## Data section

────────────────

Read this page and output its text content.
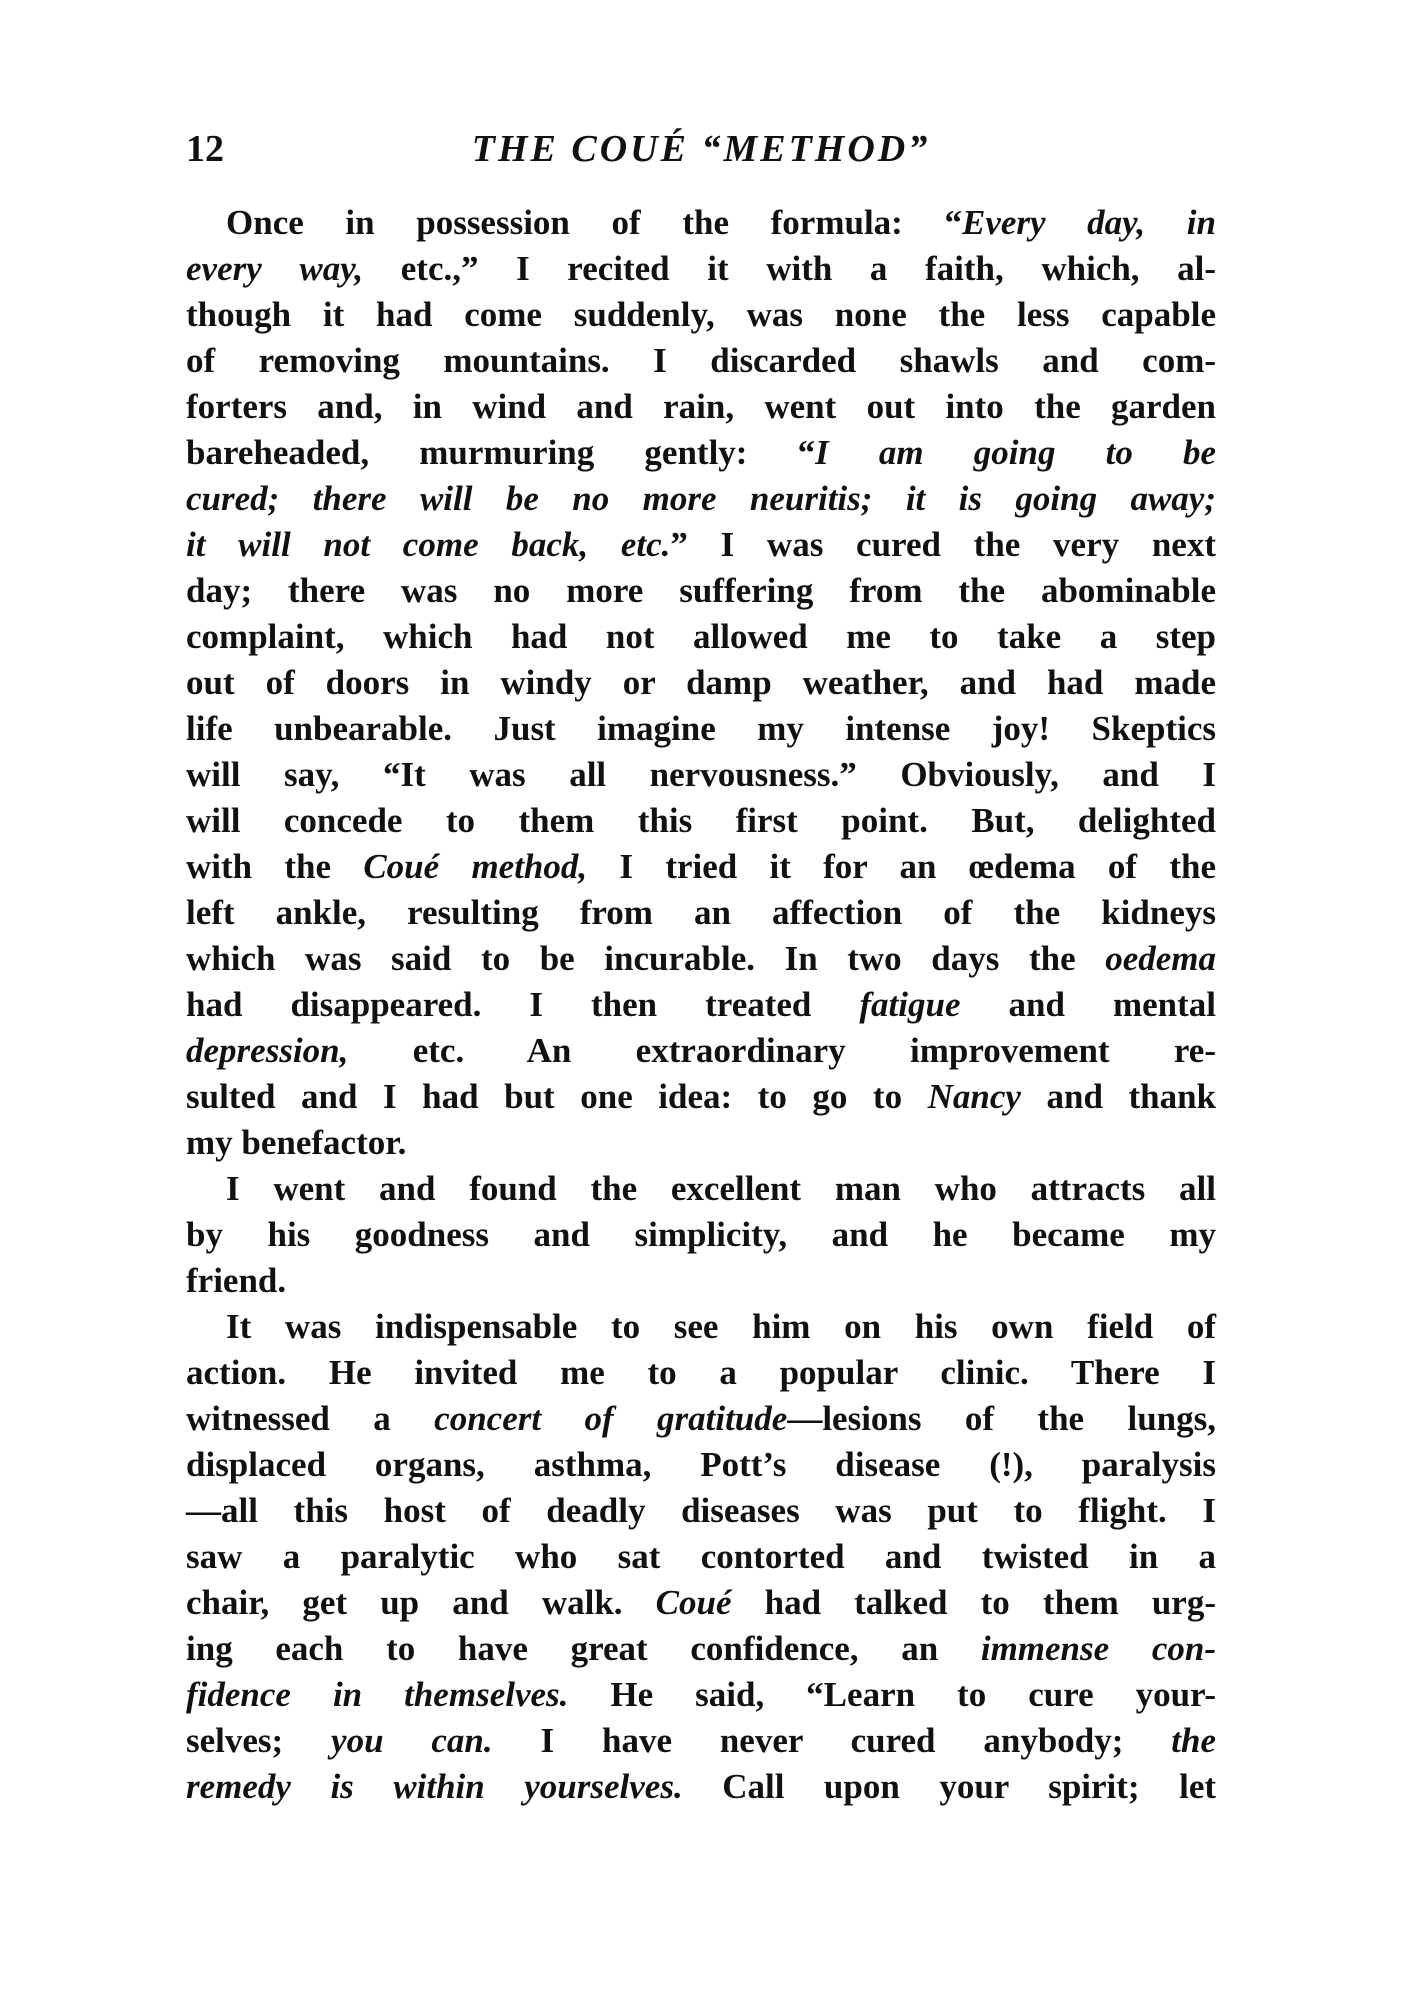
12	THE COUÉ “METHOD”
Once in possession of the formula: “Every day, in
every way, etc.,” I recited it with a faith, which, al-
though it had come suddenly, was none the less capable
of removing mountains. I discarded shawls and com-
forters and, in wind and rain, went out into the garden
bareheaded, murmuring gently: “I am going to be
cured; there will be no more neuritis; it is going away;
it will not come back, etc.” I was cured the very next
day; there was no more suffering from the abominable
complaint, which had not allowed me to take a step
out of doors in windy or damp weather, and had made
life unbearable. Just imagine my intense joy! Skeptics
will say, “It was all nervousness.” Obviously, and I
will concede to them this first point. But, delighted
with the Coué method, I tried it for an œdema of the
left ankle, resulting from an affection of the kidneys
which was said to be incurable. In two days the oedema
had disappeared. I then treated fatigue and mental
depression, etc. An extraordinary improvement re-
sulted and I had but one idea: to go to Nancy and thank
my benefactor.
I went and found the excellent man who attracts all
by his goodness and simplicity, and he became my
friend.
It was indispensable to see him on his own field of
action. He invited me to a popular clinic. There I
witnessed a concert of gratitude—lesions of the lungs,
displaced organs, asthma, Pott’s disease (!), paralysis
—all this host of deadly diseases was put to flight. I
saw a paralytic who sat contorted and twisted in a
chair, get up and walk. Coué had talked to them urg-
ing each to have great confidence, an immense con-
fidence in themselves. He said, “Learn to cure your-
selves; you can. I have never cured anybody; the
remedy is within yourselves. Call upon your spirit; let
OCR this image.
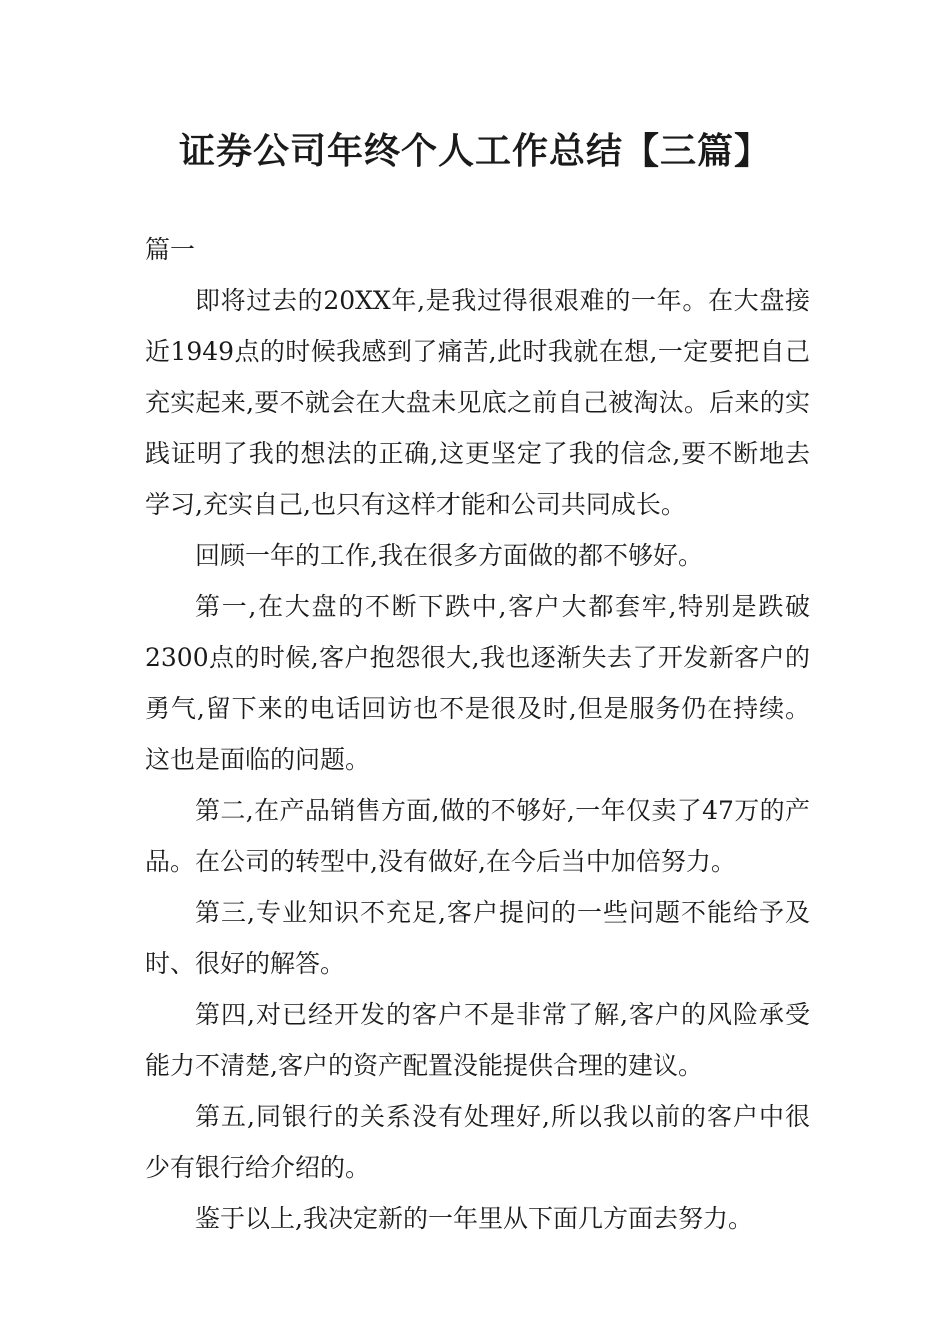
证券公司年终个人工作总结【三篇】

篇一

即将过去的20XX年,是我过得很艰难的一年。在大盘接近1949点的时候我感到了痛苦,此时我就在想,一定要把自己充实起来,要不就会在大盘未见底之前自己被淘汰。后来的实践证明了我的想法的正确,这更坚定了我的信念,要不断地去学习,充实自己,也只有这样才能和公司共同成长。

回顾一年的工作,我在很多方面做的都不够好。

第一,在大盘的不断下跌中,客户大都套牢,特别是跌破2300点的时候,客户抱怨很大,我也逐渐失去了开发新客户的勇气,留下来的电话回访也不是很及时,但是服务仍在持续。这也是面临的问题。

第二,在产品销售方面,做的不够好,一年仅卖了47万的产品。在公司的转型中,没有做好,在今后当中加倍努力。

第三,专业知识不充足,客户提问的一些问题不能给予及时、很好的解答。

第四,对已经开发的客户不是非常了解,客户的风险承受能力不清楚,客户的资产配置没能提供合理的建议。

第五,同银行的关系没有处理好,所以我以前的客户中很少有银行给介绍的。

鉴于以上,我决定新的一年里从下面几方面去努力。
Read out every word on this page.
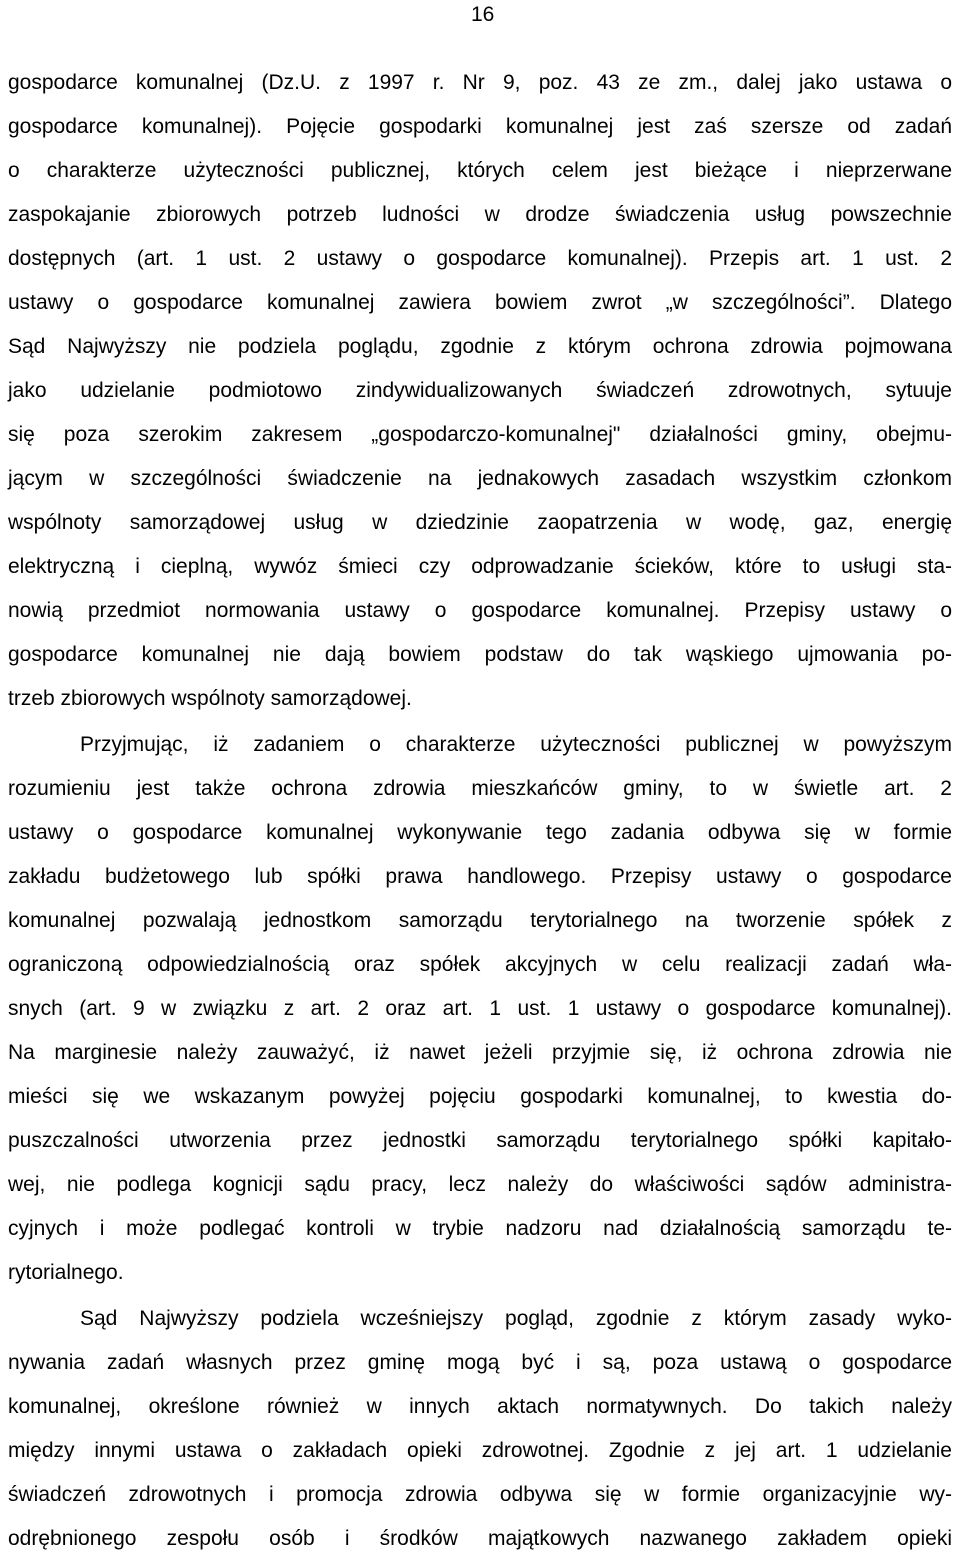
16
gospodarce komunalnej (Dz.U. z 1997 r. Nr 9, poz. 43 ze zm., dalej jako ustawa o
gospodarce komunalnej). Pojęcie gospodarki komunalnej jest zaś szersze od zadań
o charakterze użyteczności publicznej, których celem jest bieżące i nieprzerwane
zaspokajanie zbiorowych potrzeb ludności w drodze świadczenia usług powszechnie
dostępnych (art. 1 ust. 2 ustawy o gospodarce komunalnej). Przepis art. 1 ust. 2
ustawy o gospodarce komunalnej zawiera bowiem zwrot „w szczególności”. Dlatego
Sąd Najwyższy nie podziela poglądu, zgodnie z którym ochrona zdrowia pojmowana
jako udzielanie podmiotowo zindywidualizowanych świadczeń zdrowotnych, sytuuje
się poza szerokim zakresem „gospodarczo-komunalnej" działalności gminy, obejmu-
jącym w szczególności świadczenie na jednakowych zasadach wszystkim członkom
wspólnoty samorządowej usług w dziedzinie zaopatrzenia w wodę, gaz, energię
elektryczną i cieplną, wywóz śmieci czy odprowadzanie ścieków, które to usługi sta-
nowią przedmiot normowania ustawy o gospodarce komunalnej. Przepisy ustawy o
gospodarce komunalnej nie dają bowiem podstaw do tak wąskiego ujmowania po-
trzeb zbiorowych wspólnoty samorządowej.
Przyjmując, iż zadaniem o charakterze użyteczności publicznej w powyższym
rozumieniu jest także ochrona zdrowia mieszkańców gminy, to w świetle art. 2
ustawy o gospodarce komunalnej wykonywanie tego zadania odbywa się w formie
zakładu budżetowego lub spółki prawa handlowego. Przepisy ustawy o gospodarce
komunalnej pozwalają jednostkom samorządu terytorialnego na tworzenie spółek z
ograniczoną odpowiedzialnością oraz spółek akcyjnych w celu realizacji zadań wła-
snych (art. 9 w związku z art. 2 oraz art. 1 ust. 1 ustawy o gospodarce komunalnej).
Na marginesie należy zauważyć, iż nawet jeżeli przyjmie się, iż ochrona zdrowia nie
mieści się we wskazanym powyżej pojęciu gospodarki komunalnej, to kwestia do-
puszczalności utworzenia przez jednostki samorządu terytorialnego spółki kapitało-
wej, nie podlega kognicji sądu pracy, lecz należy do właściwości sądów administra-
cyjnych i może podlegać kontroli w trybie nadzoru nad działalnością samorządu te-
rytorialnego.
Sąd Najwyższy podziela wcześniejszy pogląd, zgodnie z którym zasady wyko-
nywania zadań własnych przez gminę mogą być i są, poza ustawą o gospodarce
komunalnej, określone również w innych aktach normatywnych. Do takich należy
między innymi ustawa o zakładach opieki zdrowotnej. Zgodnie z jej art. 1 udzielanie
świadczeń zdrowotnych i promocja zdrowia odbywa się w formie organizacyjnie wy-
odrębnionego zespołu osób i środków majątkowych nazwanego zakładem opieki
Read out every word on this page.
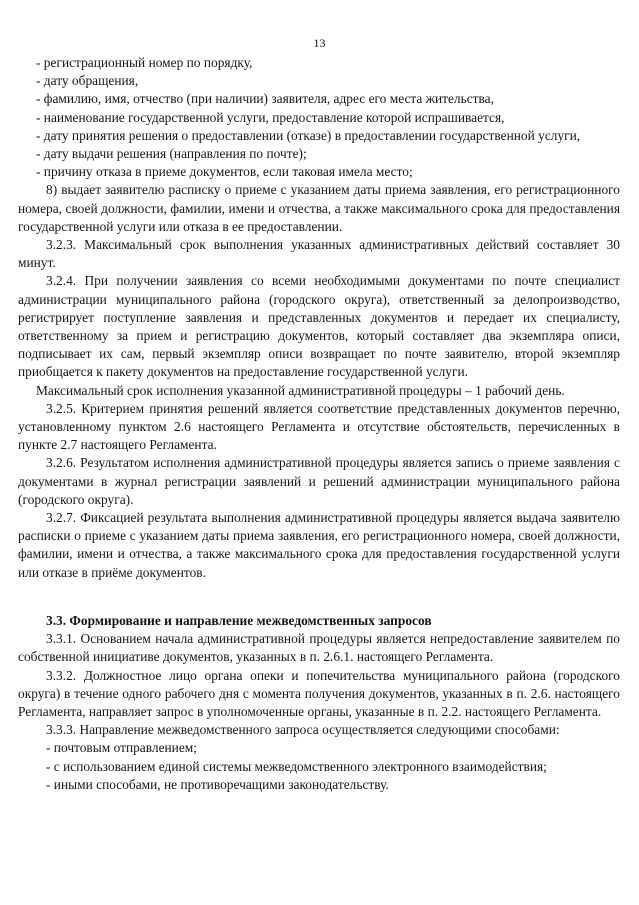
13

- регистрационный номер по порядку,

- дату обращения,

- фамилию, имя, отчество (при наличии) заявителя, адрес его места жительства,

- наименование государственной услуги, предоставление которой испрашивается,

- дату принятия решения о предоставлении (отказе) в предоставлении государственной услуги,

- дату выдачи решения (направления по почте);

- причину отказа в приеме документов, если таковая имела место;

8) выдает заявителю расписку о приеме с указанием даты приема заявления, его регистрационного номера, своей должности, фамилии, имени и отчества, а также максимального срока для предоставления государственной услуги или отказа в ее предоставлении.

3.2.3. Максимальный срок выполнения указанных административных действий составляет 30 минут.

3.2.4. При получении заявления со всеми необходимыми документами по почте специалист администрации муниципального района (городского округа), ответственный за делопроизводство, регистрирует поступление заявления и представленных документов и передает их специалисту, ответственному за прием и регистрацию документов, который составляет два экземпляра описи, подписывает их сам, первый экземпляр описи возвращает по почте заявителю, второй экземпляр приобщается к пакету документов на предоставление государственной услуги.

Максимальный срок исполнения указанной административной процедуры – 1 рабочий день.

3.2.5. Критерием принятия решений является соответствие представленных документов перечню, установленному пунктом 2.6 настоящего Регламента и отсутствие обстоятельств, перечисленных в пункте 2.7 настоящего Регламента.

3.2.6. Результатом исполнения административной процедуры является запись о приеме заявления с документами в журнал регистрации заявлений и решений администрации муниципального района (городского округа).

3.2.7. Фиксацией результата выполнения административной процедуры является выдача заявителю расписки о приеме с указанием даты приема заявления, его регистрационного номера, своей должности, фамилии, имени и отчества, а также максимального срока для предоставления государственной услуги или отказе в приёме документов.

3.3. Формирование и направление межведомственных запросов

3.3.1. Основанием начала административной процедуры является непредоставление заявителем по собственной инициативе документов, указанных в п. 2.6.1. настоящего Регламента.

3.3.2. Должностное лицо органа опеки и попечительства муниципального района (городского округа) в течение одного рабочего дня с момента получения документов, указанных в п. 2.6. настоящего Регламента, направляет запрос в уполномоченные органы, указанные в п. 2.2. настоящего Регламента.

3.3.3. Направление межведомственного запроса осуществляется следующими способами:

- почтовым отправлением;

- с использованием единой системы межведомственного электронного взаимодействия;

- иными способами, не противоречащими законодательству.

────────────────

## Goal
Track down every line of the material containing the string "межведомственного", and copy it.

## Solution for this task
3.3.3. Направление межведомственного запроса осуществляется следующими способами:
- с использованием единой системы межведомственного электронного взаимодействия;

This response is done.